**** Excerpted passage ****

My personal FOSSmy experience began at the speakers party, where I met the other speakers (like Toru, memcache + mixi hacker extraordinaire), found out that I lack the patience to play "Mao" (Pie's favorite game), and discovered a use for my growing collection of foreign coins (make-shift poker chips!). The next day commenced with a talk from Ditesh, one of the organizers and my gracious chauffear from the airport. Ditesh gave us a whirlwind tour of the various open-source activities going on in Malaysia, both enlightening the audience about some of the very popular OS projects that originated in the country (like ADOdb and Hex Live CD), and highlighting the future work needed to increase OS activity ("dedicated stuff/funding"). Throughout the day, I also listened to Kamal's talk on git (from slides: "Learn a new version control system every year"), Pia's talk on OLPC(favorite part: Pie fervently dropping the laptop on the floor to demonstrate its robustness), and Jerome's talk on SaaS/PaaS (with great comparisons of offerings like AppEngine, Zoho, Amazon EC2).





I also gave two talks myself. At the first talk (organized by the girls of FOSSchix.my ), I discussed my experiences with university outreach and introduced an initiative called "webdevedu" that aims to create easily re-usable lessons and labs about web development. I got great feedback from Pie, who recommended reaching out to Australian universities and using the open-source Moodle system to actually host the content. At the second talk, I explained the goals and history of the HTML5 specification, and then showed a bunch of HTML5 demos in various browsers, proving that there's already features that developers can start playing with right now, and finally, I encouraged developers to join the mailing lists and send feedback on the spec. According to the twitter stream, the audience was learning (or "getting schooled") from the talk:


yoonkit: "HTML5: Drag&Drop without hacky JavaScript code. Supports events"


kamal_fariz: getting schooled on iframe hacks for cross-domain communication by @pamelafox


brianritchie: #fossmy participants are the first people that have seen HTML 5 canvas Car Nav implementation thx to @pamelafox .. cool..very



You can check out the slides below, or watch the tech talk by Ian Hickson that inspired my talk:





Overall, I was impressed by the enthusiasm and attitude of the Malaysian developers. They're going out of their way to push forward the state of open source in their country, and also going through the effort needed to create more of an actual community of developers. In the next few weeks, there will be a StartupCamp in Kuala Lumpur and a BarCamp in Johor Bahru. The Malaysians prove that developers anywhere can find a way to band together, communicate, collaborate, and form a community around their common interests. I'm now living in Sydney, Australia, for the next 5 months, and I look forward to finding out the ways in which Aussie developers form communities.

****

• How to complete this task: According to the conference account, which two events will take place in Malaysia in the next few weeks, and where?

**** Data section ****

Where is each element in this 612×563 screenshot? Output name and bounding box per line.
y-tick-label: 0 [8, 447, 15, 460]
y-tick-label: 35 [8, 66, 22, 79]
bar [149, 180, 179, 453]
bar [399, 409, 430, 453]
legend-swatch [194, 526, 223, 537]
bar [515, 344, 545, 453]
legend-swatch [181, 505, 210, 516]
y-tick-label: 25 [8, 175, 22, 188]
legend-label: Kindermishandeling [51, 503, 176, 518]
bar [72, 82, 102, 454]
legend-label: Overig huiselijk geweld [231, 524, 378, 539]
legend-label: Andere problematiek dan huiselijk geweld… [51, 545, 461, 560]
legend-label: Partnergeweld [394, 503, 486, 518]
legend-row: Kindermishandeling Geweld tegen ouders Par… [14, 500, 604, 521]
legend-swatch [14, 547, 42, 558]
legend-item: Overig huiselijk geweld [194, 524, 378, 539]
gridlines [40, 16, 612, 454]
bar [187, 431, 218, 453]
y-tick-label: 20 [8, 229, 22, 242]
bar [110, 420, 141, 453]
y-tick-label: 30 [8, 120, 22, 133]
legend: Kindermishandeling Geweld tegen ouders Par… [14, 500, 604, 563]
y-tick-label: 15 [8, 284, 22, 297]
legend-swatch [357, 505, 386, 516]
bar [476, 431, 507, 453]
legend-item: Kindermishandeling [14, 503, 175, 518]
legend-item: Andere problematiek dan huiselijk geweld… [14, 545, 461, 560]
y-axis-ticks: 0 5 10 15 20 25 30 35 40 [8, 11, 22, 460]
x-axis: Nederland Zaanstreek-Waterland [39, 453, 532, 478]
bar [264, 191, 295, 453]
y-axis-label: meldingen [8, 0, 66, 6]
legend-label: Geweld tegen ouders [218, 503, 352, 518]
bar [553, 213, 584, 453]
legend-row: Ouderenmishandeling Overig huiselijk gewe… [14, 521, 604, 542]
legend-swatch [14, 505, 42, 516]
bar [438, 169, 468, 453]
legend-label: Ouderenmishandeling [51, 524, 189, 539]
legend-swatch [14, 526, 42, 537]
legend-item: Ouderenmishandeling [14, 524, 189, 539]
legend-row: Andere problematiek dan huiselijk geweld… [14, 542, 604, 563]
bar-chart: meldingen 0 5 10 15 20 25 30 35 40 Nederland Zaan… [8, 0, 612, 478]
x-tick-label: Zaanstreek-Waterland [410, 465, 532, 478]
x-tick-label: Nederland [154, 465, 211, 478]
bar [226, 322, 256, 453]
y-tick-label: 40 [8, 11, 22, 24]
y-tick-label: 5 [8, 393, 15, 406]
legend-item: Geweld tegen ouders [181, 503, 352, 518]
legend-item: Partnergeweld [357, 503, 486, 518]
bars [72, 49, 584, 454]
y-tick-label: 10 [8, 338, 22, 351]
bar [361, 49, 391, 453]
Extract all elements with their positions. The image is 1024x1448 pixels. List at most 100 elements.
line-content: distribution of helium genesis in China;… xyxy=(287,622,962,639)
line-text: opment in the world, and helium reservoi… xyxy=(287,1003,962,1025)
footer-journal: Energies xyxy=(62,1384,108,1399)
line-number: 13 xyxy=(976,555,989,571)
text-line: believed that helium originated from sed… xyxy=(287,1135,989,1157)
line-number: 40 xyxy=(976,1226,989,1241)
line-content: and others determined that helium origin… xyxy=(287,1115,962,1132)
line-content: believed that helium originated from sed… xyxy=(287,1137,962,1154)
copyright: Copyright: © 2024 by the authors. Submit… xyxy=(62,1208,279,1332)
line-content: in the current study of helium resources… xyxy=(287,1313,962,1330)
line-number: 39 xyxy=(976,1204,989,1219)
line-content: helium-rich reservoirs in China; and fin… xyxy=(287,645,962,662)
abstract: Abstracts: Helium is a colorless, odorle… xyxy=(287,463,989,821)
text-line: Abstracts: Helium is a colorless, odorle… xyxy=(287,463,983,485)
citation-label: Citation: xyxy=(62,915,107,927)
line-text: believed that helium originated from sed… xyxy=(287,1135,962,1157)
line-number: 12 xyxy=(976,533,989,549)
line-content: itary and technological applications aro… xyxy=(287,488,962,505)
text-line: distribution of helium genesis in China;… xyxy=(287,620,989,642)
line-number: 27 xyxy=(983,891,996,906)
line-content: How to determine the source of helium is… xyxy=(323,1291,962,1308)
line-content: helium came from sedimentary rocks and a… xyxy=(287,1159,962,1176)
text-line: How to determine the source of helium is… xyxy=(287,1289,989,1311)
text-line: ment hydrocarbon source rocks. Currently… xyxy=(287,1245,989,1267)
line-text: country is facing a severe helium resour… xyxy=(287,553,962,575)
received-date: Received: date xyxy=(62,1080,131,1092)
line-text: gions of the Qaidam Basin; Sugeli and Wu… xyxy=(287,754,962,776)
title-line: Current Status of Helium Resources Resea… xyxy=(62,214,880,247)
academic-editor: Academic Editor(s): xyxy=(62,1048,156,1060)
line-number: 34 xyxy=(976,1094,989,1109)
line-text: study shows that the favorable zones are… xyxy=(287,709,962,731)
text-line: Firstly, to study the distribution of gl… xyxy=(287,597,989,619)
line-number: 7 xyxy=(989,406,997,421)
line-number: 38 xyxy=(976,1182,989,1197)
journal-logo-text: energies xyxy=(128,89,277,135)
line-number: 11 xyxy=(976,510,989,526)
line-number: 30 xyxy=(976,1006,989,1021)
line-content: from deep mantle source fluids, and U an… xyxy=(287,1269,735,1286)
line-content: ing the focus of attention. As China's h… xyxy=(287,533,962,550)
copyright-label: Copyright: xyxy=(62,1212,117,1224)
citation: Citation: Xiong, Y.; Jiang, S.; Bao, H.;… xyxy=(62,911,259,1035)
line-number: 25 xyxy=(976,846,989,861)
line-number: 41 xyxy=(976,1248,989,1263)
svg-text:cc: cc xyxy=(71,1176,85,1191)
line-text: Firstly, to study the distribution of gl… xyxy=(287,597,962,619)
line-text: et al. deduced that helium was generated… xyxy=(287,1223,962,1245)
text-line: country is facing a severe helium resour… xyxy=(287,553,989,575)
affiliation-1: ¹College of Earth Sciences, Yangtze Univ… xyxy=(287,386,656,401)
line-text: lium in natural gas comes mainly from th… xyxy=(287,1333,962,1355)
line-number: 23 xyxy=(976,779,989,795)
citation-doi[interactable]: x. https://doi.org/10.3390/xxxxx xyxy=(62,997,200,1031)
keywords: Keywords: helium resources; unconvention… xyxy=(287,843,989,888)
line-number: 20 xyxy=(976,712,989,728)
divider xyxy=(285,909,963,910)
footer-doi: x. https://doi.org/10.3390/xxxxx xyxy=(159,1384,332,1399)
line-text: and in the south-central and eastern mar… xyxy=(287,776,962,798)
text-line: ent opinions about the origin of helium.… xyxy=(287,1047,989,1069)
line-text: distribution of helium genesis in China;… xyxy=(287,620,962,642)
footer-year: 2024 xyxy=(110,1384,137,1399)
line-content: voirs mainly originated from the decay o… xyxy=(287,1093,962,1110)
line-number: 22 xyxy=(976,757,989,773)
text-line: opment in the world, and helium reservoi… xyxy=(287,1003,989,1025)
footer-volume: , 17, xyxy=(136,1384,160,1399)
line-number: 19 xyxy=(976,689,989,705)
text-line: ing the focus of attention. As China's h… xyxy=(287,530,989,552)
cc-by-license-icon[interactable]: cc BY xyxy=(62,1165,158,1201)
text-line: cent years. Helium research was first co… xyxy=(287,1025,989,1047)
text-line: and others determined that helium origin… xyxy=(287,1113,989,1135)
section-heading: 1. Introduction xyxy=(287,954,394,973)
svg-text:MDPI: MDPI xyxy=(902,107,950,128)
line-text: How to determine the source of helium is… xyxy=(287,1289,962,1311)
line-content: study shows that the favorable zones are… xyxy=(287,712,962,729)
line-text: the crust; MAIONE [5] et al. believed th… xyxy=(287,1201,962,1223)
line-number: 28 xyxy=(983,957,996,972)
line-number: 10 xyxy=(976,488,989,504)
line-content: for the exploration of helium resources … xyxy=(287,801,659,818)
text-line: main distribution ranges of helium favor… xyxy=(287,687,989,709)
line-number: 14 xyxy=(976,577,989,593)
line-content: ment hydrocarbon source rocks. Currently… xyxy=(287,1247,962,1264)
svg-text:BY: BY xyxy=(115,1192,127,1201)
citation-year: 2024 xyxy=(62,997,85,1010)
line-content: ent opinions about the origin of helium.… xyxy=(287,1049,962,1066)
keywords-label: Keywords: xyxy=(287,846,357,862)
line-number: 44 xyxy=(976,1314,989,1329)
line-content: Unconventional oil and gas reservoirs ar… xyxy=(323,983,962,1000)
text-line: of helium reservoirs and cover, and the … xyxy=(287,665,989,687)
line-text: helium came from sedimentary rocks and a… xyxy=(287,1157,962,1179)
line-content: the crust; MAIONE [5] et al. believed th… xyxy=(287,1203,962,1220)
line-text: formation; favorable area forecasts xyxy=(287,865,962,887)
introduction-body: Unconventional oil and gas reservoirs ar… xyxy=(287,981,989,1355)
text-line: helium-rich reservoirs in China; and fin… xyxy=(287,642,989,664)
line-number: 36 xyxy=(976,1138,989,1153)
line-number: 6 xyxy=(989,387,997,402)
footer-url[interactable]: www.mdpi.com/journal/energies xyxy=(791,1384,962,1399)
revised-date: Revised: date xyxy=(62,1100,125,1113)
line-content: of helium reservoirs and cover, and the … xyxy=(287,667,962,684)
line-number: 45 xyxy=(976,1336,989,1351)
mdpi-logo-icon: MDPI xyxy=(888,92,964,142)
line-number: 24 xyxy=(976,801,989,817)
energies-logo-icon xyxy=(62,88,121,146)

****

• Result for this exercise: A StartupCamp in Kuala Lumpur and a BarCamp in Johor Bahru.